[OBJECTIVE]:
Write down each entry again, exactly as it reads.

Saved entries
↓↓↓
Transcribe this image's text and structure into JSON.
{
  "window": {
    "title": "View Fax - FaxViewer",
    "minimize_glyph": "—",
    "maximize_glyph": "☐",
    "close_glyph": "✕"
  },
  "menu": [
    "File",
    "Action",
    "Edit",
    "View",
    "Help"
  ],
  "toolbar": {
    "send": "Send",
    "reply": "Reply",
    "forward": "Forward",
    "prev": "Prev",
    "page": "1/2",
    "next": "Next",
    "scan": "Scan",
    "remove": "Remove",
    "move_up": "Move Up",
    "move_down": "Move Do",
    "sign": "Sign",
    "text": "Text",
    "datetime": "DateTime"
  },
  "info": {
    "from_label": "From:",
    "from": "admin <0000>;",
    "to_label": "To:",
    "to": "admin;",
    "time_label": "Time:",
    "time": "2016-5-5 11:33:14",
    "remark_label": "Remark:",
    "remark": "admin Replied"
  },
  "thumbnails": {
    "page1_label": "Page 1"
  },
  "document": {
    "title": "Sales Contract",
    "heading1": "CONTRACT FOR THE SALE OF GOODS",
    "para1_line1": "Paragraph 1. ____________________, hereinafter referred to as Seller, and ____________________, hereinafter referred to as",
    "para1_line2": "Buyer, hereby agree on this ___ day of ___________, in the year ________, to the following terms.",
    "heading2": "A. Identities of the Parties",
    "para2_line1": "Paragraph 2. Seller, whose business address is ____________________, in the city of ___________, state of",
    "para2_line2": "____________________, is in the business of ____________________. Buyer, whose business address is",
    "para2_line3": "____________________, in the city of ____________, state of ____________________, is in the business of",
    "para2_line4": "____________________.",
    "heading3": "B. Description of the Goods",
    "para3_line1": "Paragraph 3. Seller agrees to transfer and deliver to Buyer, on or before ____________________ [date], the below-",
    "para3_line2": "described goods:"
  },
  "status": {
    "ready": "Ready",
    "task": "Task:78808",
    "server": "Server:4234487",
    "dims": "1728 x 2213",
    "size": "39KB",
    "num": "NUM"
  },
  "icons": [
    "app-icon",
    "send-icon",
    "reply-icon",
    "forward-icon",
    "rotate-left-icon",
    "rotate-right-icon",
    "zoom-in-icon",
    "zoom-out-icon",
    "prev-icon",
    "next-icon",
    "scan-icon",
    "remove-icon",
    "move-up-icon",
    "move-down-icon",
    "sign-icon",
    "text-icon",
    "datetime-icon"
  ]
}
↑↑↑
[COMPLETED TASK]:
Transcribe this image's text and structure into JSON.
{
  "window": {
    "title": "View Fax - FaxViewer",
    "minimize_glyph": "—",
    "maximize_glyph": "☐",
    "close_glyph": "✕"
  },
  "menu": [
    "File",
    "Action",
    "Edit",
    "View",
    "Help"
  ],
  "toolbar": {
    "send": "Send",
    "reply": "Reply",
    "forward": "Forward",
    "prev": "Prev",
    "page": "1/2",
    "next": "Next",
    "scan": "Scan",
    "remove": "Remove",
    "move_up": "Move Up",
    "move_down": "Move Do",
    "sign": "Sign",
    "text": "Text",
    "datetime": "DateTime"
  },
  "info": {
    "from_label": "From:",
    "from": "admin <0000>;",
    "to_label": "To:",
    "to": "admin;",
    "time_label": "Time:",
    "time": "2016-5-5 11:33:14",
    "remark_label": "Remark:",
    "remark": "admin Replied"
  },
  "thumbnails": {
    "page1_label": "Page 1"
  },
  "document": {
    "title": "Sales Contract",
    "heading1": "CONTRACT FOR THE SALE OF GOODS",
    "para1_line1": "Paragraph 1. ____________________, hereinafter referred to as Seller, and ____________________, hereinafter referred to as",
    "para1_line2": "Buyer, hereby agree on this ___ day of ___________, in the year ________, to the following terms.",
    "heading2": "A. Identities of the Parties",
    "para2_line1": "Paragraph 2. Seller, whose business address is ____________________, in the city of ___________, state of",
    "para2_line2": "____________________, is in the business of ____________________. Buyer, whose business address is",
    "para2_line3": "____________________, in the city of ____________, state of ____________________, is in the business of",
    "para2_line4": "____________________.",
    "heading3": "B. Description of the Goods",
    "para3_line1": "Paragraph 3. Seller agrees to transfer and deliver to Buyer, on or before ____________________ [date], the below-",
    "para3_line2": "described goods:"
  },
  "status": {
    "ready": "Ready",
    "task": "Task:78808",
    "server": "Server:4234487",
    "dims": "1728 x 2213",
    "size": "39KB",
    "num": "NUM"
  },
  "icons": [
    "app-icon",
    "send-icon",
    "reply-icon",
    "forward-icon",
    "rotate-left-icon",
    "rotate-right-icon",
    "zoom-in-icon",
    "zoom-out-icon",
    "prev-icon",
    "next-icon",
    "scan-icon",
    "remove-icon",
    "move-up-icon",
    "move-down-icon",
    "sign-icon",
    "text-icon",
    "datetime-icon"
  ]
}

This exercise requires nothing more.